* Stored items:
Segment Open

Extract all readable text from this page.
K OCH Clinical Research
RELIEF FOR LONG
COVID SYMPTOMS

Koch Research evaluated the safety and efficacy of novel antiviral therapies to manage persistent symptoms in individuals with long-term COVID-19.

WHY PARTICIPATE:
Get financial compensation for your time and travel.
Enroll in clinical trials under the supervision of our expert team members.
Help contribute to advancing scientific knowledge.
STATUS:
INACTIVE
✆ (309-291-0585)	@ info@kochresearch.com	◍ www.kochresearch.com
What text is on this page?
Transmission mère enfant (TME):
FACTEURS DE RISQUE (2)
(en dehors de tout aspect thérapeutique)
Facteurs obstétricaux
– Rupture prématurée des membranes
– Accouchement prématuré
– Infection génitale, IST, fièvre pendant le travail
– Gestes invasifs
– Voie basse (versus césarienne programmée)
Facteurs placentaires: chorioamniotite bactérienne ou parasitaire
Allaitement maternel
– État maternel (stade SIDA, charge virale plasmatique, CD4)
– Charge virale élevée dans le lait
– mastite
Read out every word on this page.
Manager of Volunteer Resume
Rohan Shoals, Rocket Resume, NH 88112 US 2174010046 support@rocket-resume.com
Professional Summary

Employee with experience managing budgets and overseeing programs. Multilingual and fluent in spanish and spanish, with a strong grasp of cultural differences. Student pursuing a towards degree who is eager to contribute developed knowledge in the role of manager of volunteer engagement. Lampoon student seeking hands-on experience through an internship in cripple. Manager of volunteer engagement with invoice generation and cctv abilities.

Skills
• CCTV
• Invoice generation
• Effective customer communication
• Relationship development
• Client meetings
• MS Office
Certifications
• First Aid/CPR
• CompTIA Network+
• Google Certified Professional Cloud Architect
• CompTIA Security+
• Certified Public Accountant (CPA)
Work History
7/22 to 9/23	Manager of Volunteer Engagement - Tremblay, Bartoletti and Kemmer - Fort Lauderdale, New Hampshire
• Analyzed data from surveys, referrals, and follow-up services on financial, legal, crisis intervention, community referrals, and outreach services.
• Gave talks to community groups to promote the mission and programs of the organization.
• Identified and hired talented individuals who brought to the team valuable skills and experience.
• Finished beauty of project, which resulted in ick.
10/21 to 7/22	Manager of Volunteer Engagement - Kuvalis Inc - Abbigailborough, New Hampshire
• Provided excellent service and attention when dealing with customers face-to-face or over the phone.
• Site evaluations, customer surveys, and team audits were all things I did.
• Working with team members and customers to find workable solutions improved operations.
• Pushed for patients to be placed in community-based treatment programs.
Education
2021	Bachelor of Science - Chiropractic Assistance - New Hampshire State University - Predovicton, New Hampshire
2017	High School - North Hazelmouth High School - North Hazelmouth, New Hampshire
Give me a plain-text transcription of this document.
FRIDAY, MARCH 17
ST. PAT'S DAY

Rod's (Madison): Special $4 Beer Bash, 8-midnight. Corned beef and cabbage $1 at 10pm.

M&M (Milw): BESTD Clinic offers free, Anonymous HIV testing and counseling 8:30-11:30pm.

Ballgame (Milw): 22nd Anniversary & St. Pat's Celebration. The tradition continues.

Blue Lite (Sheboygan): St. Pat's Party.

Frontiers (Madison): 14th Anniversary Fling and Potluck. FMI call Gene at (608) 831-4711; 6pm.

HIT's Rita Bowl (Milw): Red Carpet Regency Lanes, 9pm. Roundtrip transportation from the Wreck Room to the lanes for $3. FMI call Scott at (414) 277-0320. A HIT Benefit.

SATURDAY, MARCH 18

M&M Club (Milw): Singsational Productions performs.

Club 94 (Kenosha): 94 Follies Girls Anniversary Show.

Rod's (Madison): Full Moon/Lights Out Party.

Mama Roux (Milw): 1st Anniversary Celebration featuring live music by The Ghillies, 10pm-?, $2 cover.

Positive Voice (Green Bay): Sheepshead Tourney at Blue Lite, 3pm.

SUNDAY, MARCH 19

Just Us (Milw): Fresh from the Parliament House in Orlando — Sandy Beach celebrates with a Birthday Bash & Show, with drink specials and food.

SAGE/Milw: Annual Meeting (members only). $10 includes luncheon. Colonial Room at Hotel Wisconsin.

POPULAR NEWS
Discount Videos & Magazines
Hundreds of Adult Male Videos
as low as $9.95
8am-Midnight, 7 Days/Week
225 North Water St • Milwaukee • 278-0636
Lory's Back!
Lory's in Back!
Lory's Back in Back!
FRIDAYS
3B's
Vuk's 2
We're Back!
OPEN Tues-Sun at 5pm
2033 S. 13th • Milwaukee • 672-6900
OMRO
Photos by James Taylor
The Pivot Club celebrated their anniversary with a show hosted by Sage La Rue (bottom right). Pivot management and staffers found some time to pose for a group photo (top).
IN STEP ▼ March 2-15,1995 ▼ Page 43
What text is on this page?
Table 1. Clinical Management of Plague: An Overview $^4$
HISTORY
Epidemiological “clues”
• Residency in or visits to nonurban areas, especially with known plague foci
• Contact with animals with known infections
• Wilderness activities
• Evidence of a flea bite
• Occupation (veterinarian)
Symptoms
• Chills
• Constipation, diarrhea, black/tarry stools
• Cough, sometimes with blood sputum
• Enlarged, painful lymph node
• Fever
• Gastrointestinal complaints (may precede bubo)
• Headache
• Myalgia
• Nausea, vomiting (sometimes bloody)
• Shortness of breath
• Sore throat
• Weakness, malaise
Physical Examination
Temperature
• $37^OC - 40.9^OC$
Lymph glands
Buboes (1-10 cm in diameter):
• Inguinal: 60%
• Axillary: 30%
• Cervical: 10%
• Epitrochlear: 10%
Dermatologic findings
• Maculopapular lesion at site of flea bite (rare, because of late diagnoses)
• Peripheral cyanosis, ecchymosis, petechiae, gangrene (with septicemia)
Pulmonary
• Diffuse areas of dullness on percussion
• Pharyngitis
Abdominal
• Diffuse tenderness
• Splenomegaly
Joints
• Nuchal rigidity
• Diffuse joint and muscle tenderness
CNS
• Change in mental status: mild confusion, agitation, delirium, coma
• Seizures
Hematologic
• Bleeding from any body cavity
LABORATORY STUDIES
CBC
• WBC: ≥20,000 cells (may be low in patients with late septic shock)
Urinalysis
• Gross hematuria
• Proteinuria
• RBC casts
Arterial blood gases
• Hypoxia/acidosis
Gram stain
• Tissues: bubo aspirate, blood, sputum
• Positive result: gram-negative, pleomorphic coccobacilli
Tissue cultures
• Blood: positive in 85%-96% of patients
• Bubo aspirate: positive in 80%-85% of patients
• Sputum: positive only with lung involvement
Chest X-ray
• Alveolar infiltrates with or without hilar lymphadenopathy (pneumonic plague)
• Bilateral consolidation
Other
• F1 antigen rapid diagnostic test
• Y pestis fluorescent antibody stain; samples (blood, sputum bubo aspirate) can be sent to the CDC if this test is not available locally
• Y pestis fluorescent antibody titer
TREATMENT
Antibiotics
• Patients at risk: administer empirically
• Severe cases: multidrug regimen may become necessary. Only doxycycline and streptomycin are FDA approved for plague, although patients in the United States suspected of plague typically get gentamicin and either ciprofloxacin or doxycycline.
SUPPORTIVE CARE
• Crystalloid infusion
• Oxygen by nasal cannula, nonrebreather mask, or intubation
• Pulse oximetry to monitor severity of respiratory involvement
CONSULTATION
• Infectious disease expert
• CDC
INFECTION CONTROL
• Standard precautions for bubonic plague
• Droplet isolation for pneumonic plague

Segment Closed

* EXERCISE DESCRIPTION: Exactly reproduce every line found in the records.

* TASK RESPONSE:
Extract all readable text from this page.
K OCH Clinical Research
RELIEF FOR LONG
COVID SYMPTOMS

Koch Research evaluated the safety and efficacy of novel antiviral therapies to manage persistent symptoms in individuals with long-term COVID-19.

WHY PARTICIPATE:
Get financial compensation for your time and travel.
Enroll in clinical trials under the supervision of our expert team members.
Help contribute to advancing scientific knowledge.
STATUS:
INACTIVE
✆ (309-291-0585)	@ info@kochresearch.com	◍ www.kochresearch.com
What text is on this page?
Transmission mère enfant (TME):
FACTEURS DE RISQUE (2)
(en dehors de tout aspect thérapeutique)
Facteurs obstétricaux
– Rupture prématurée des membranes
– Accouchement prématuré
– Infection génitale, IST, fièvre pendant le travail
– Gestes invasifs
– Voie basse (versus césarienne programmée)
Facteurs placentaires: chorioamniotite bactérienne ou parasitaire
Allaitement maternel
– État maternel (stade SIDA, charge virale plasmatique, CD4)
– Charge virale élevée dans le lait
– mastite
Read out every word on this page.
Manager of Volunteer Resume
Rohan Shoals, Rocket Resume, NH 88112 US 2174010046 support@rocket-resume.com
Professional Summary

Employee with experience managing budgets and overseeing programs. Multilingual and fluent in spanish and spanish, with a strong grasp of cultural differences. Student pursuing a towards degree who is eager to contribute developed knowledge in the role of manager of volunteer engagement. Lampoon student seeking hands-on experience through an internship in cripple. Manager of volunteer engagement with invoice generation and cctv abilities.

Skills
• CCTV
• Invoice generation
• Effective customer communication
• Relationship development
• Client meetings
• MS Office
Certifications
• First Aid/CPR
• CompTIA Network+
• Google Certified Professional Cloud Architect
• CompTIA Security+
• Certified Public Accountant (CPA)
Work History
7/22 to 9/23	Manager of Volunteer Engagement - Tremblay, Bartoletti and Kemmer - Fort Lauderdale, New Hampshire
• Analyzed data from surveys, referrals, and follow-up services on financial, legal, crisis intervention, community referrals, and outreach services.
• Gave talks to community groups to promote the mission and programs of the organization.
• Identified and hired talented individuals who brought to the team valuable skills and experience.
• Finished beauty of project, which resulted in ick.
10/21 to 7/22	Manager of Volunteer Engagement - Kuvalis Inc - Abbigailborough, New Hampshire
• Provided excellent service and attention when dealing with customers face-to-face or over the phone.
• Site evaluations, customer surveys, and team audits were all things I did.
• Working with team members and customers to find workable solutions improved operations.
• Pushed for patients to be placed in community-based treatment programs.
Education
2021	Bachelor of Science - Chiropractic Assistance - New Hampshire State University - Predovicton, New Hampshire
2017	High School - North Hazelmouth High School - North Hazelmouth, New Hampshire
Give me a plain-text transcription of this document.
FRIDAY, MARCH 17
ST. PAT'S DAY

Rod's (Madison): Special $4 Beer Bash, 8-midnight. Corned beef and cabbage $1 at 10pm.

M&M (Milw): BESTD Clinic offers free, Anonymous HIV testing and counseling 8:30-11:30pm.

Ballgame (Milw): 22nd Anniversary & St. Pat's Celebration. The tradition continues.

Blue Lite (Sheboygan): St. Pat's Party.

Frontiers (Madison): 14th Anniversary Fling and Potluck. FMI call Gene at (608) 831-4711; 6pm.

HIT's Rita Bowl (Milw): Red Carpet Regency Lanes, 9pm. Roundtrip transportation from the Wreck Room to the lanes for $3. FMI call Scott at (414) 277-0320. A HIT Benefit.

SATURDAY, MARCH 18

M&M Club (Milw): Singsational Productions performs.

Club 94 (Kenosha): 94 Follies Girls Anniversary Show.

Rod's (Madison): Full Moon/Lights Out Party.

Mama Roux (Milw): 1st Anniversary Celebration featuring live music by The Ghillies, 10pm-?, $2 cover.

Positive Voice (Green Bay): Sheepshead Tourney at Blue Lite, 3pm.

SUNDAY, MARCH 19

Just Us (Milw): Fresh from the Parliament House in Orlando — Sandy Beach celebrates with a Birthday Bash & Show, with drink specials and food.

SAGE/Milw: Annual Meeting (members only). $10 includes luncheon. Colonial Room at Hotel Wisconsin.

POPULAR NEWS
Discount Videos & Magazines
Hundreds of Adult Male Videos
as low as $9.95
8am-Midnight, 7 Days/Week
225 North Water St • Milwaukee • 278-0636
Lory's Back!
Lory's in Back!
Lory's Back in Back!
FRIDAYS
3B's
Vuk's 2
We're Back!
OPEN Tues-Sun at 5pm
2033 S. 13th • Milwaukee • 672-6900
OMRO
Photos by James Taylor
The Pivot Club celebrated their anniversary with a show hosted by Sage La Rue (bottom right). Pivot management and staffers found some time to pose for a group photo (top).
IN STEP ▼ March 2-15,1995 ▼ Page 43
What text is on this page?
Table 1. Clinical Management of Plague: An Overview $^4$
HISTORY
Epidemiological “clues”
• Residency in or visits to nonurban areas, especially with known plague foci
• Contact with animals with known infections
• Wilderness activities
• Evidence of a flea bite
• Occupation (veterinarian)
Symptoms
• Chills
• Constipation, diarrhea, black/tarry stools
• Cough, sometimes with blood sputum
• Enlarged, painful lymph node
• Fever
• Gastrointestinal complaints (may precede bubo)
• Headache
• Myalgia
• Nausea, vomiting (sometimes bloody)
• Shortness of breath
• Sore throat
• Weakness, malaise
Physical Examination
Temperature
• $37^OC - 40.9^OC$
Lymph glands
Buboes (1-10 cm in diameter):
• Inguinal: 60%
• Axillary: 30%
• Cervical: 10%
• Epitrochlear: 10%
Dermatologic findings
• Maculopapular lesion at site of flea bite (rare, because of late diagnoses)
• Peripheral cyanosis, ecchymosis, petechiae, gangrene (with septicemia)
Pulmonary
• Diffuse areas of dullness on percussion
• Pharyngitis
Abdominal
• Diffuse tenderness
• Splenomegaly
Joints
• Nuchal rigidity
• Diffuse joint and muscle tenderness
CNS
• Change in mental status: mild confusion, agitation, delirium, coma
• Seizures
Hematologic
• Bleeding from any body cavity
LABORATORY STUDIES
CBC
• WBC: ≥20,000 cells (may be low in patients with late septic shock)
Urinalysis
• Gross hematuria
• Proteinuria
• RBC casts
Arterial blood gases
• Hypoxia/acidosis
Gram stain
• Tissues: bubo aspirate, blood, sputum
• Positive result: gram-negative, pleomorphic coccobacilli
Tissue cultures
• Blood: positive in 85%-96% of patients
• Bubo aspirate: positive in 80%-85% of patients
• Sputum: positive only with lung involvement
Chest X-ray
• Alveolar infiltrates with or without hilar lymphadenopathy (pneumonic plague)
• Bilateral consolidation
Other
• F1 antigen rapid diagnostic test
• Y pestis fluorescent antibody stain; samples (blood, sputum bubo aspirate) can be sent to the CDC if this test is not available locally
• Y pestis fluorescent antibody titer
TREATMENT
Antibiotics
• Patients at risk: administer empirically
• Severe cases: multidrug regimen may become necessary. Only doxycycline and streptomycin are FDA approved for plague, although patients in the United States suspected of plague typically get gentamicin and either ciprofloxacin or doxycycline.
SUPPORTIVE CARE
• Crystalloid infusion
• Oxygen by nasal cannula, nonrebreather mask, or intubation
• Pulse oximetry to monitor severity of respiratory involvement
CONSULTATION
• Infectious disease expert
• CDC
INFECTION CONTROL
• Standard precautions for bubonic plague
• Droplet isolation for pneumonic plague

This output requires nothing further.